• _Goal_
Your task is to restate the data word for word.
[START Stored data]
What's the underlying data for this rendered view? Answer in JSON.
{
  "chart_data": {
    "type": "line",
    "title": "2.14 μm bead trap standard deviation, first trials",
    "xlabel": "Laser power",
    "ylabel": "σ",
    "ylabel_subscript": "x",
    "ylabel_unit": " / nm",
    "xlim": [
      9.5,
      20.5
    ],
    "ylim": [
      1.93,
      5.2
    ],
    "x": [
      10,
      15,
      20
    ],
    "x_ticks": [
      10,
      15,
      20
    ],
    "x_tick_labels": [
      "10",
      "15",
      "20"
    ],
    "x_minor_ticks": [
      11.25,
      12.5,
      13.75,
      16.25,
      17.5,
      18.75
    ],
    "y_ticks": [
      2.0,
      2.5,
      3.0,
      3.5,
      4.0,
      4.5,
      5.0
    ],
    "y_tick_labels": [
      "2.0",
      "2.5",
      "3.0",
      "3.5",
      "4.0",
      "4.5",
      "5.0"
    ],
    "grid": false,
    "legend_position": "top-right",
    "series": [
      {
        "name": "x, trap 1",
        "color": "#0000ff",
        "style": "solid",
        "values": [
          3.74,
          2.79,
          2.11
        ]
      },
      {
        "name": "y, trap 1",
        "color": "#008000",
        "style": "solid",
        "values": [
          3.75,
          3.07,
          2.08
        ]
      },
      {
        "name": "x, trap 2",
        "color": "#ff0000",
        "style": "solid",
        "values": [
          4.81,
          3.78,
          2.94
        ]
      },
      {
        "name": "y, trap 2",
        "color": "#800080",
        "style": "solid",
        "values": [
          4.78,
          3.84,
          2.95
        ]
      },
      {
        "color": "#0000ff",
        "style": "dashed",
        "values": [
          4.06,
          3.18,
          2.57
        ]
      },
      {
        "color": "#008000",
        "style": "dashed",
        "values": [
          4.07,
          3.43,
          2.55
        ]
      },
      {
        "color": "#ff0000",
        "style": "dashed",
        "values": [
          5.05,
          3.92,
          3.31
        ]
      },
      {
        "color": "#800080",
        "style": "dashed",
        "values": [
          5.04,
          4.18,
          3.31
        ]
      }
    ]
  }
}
[END Stored data]
• _The reply_
What's the underlying data for this rendered view? Answer in JSON.
{
  "chart_data": {
    "type": "line",
    "title": "2.14 μm bead trap standard deviation, first trials",
    "xlabel": "Laser power",
    "ylabel": "σ",
    "ylabel_subscript": "x",
    "ylabel_unit": " / nm",
    "xlim": [
      9.5,
      20.5
    ],
    "ylim": [
      1.93,
      5.2
    ],
    "x": [
      10,
      15,
      20
    ],
    "x_ticks": [
      10,
      15,
      20
    ],
    "x_tick_labels": [
      "10",
      "15",
      "20"
    ],
    "x_minor_ticks": [
      11.25,
      12.5,
      13.75,
      16.25,
      17.5,
      18.75
    ],
    "y_ticks": [
      2.0,
      2.5,
      3.0,
      3.5,
      4.0,
      4.5,
      5.0
    ],
    "y_tick_labels": [
      "2.0",
      "2.5",
      "3.0",
      "3.5",
      "4.0",
      "4.5",
      "5.0"
    ],
    "grid": false,
    "legend_position": "top-right",
    "series": [
      {
        "name": "x, trap 1",
        "color": "#0000ff",
        "style": "solid",
        "values": [
          3.74,
          2.79,
          2.11
        ]
      },
      {
        "name": "y, trap 1",
        "color": "#008000",
        "style": "solid",
        "values": [
          3.75,
          3.07,
          2.08
        ]
      },
      {
        "name": "x, trap 2",
        "color": "#ff0000",
        "style": "solid",
        "values": [
          4.81,
          3.78,
          2.94
        ]
      },
      {
        "name": "y, trap 2",
        "color": "#800080",
        "style": "solid",
        "values": [
          4.78,
          3.84,
          2.95
        ]
      },
      {
        "color": "#0000ff",
        "style": "dashed",
        "values": [
          4.06,
          3.18,
          2.57
        ]
      },
      {
        "color": "#008000",
        "style": "dashed",
        "values": [
          4.07,
          3.43,
          2.55
        ]
      },
      {
        "color": "#ff0000",
        "style": "dashed",
        "values": [
          5.05,
          3.92,
          3.31
        ]
      },
      {
        "color": "#800080",
        "style": "dashed",
        "values": [
          5.04,
          4.18,
          3.31
        ]
      }
    ]
  }
}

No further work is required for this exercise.